[Extracted records]
· · ·

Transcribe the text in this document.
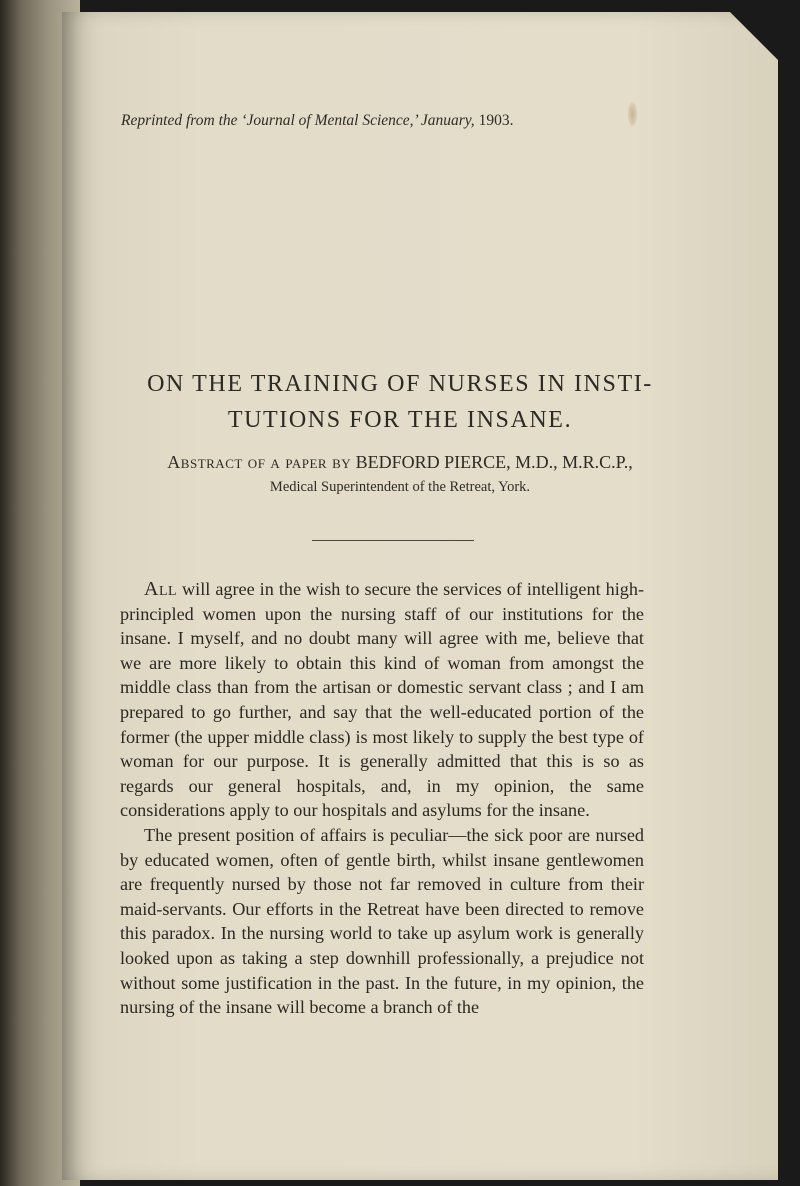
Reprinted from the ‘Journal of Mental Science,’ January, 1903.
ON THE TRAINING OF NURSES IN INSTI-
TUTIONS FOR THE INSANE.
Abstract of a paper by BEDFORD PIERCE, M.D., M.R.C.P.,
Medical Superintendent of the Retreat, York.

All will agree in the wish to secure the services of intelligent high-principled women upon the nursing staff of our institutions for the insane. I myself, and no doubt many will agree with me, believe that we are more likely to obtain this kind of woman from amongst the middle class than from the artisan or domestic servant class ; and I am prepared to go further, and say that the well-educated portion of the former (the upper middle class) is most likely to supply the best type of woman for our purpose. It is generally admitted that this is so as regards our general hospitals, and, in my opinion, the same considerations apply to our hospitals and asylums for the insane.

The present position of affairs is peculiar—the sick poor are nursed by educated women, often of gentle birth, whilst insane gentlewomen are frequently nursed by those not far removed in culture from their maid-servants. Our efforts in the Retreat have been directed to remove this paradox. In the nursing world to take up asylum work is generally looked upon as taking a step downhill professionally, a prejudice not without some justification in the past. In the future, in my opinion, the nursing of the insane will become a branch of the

· · ·

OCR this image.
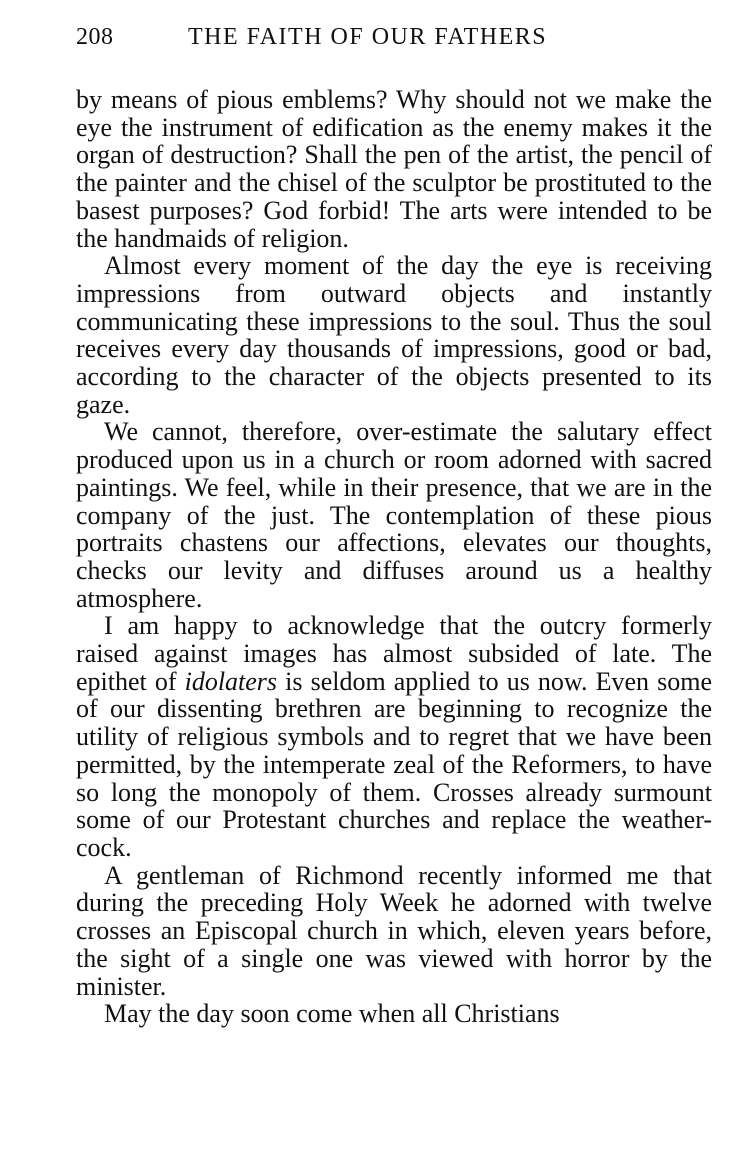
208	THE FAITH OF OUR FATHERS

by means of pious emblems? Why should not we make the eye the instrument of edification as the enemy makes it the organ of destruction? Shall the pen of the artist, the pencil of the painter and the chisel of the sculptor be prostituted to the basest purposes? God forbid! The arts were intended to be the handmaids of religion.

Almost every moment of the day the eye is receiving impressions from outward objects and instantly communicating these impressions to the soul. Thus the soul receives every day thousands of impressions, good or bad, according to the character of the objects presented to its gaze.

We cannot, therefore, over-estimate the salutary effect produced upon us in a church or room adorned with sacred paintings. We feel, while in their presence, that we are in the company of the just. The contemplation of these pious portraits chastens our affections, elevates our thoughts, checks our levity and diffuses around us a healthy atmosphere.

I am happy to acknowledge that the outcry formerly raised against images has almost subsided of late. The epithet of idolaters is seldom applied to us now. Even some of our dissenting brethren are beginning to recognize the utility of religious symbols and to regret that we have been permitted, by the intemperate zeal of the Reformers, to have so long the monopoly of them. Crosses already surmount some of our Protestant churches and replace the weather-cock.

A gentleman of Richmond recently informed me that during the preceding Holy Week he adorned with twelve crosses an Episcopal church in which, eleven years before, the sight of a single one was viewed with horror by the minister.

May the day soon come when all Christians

· · ·

* **TASK GOAL**:
From the listing above, pick out each line where the word "adorned" appears.

* **ANSWER TO THIS TASK**:
We cannot, therefore, over-estimate the salutary effect produced upon us in a church or room adorned with sacred paintings. We feel, while in their presence, that we are in the company of the just. The contemplation of these pious portraits chastens our affections, elevates our thoughts, checks our levity and diffuses around us a healthy atmosphere.
A gentleman of Richmond recently informed me that during the preceding Holy Week he adorned with twelve crosses an Episcopal church in which, eleven years before, the sight of a single one was viewed with horror by the minister.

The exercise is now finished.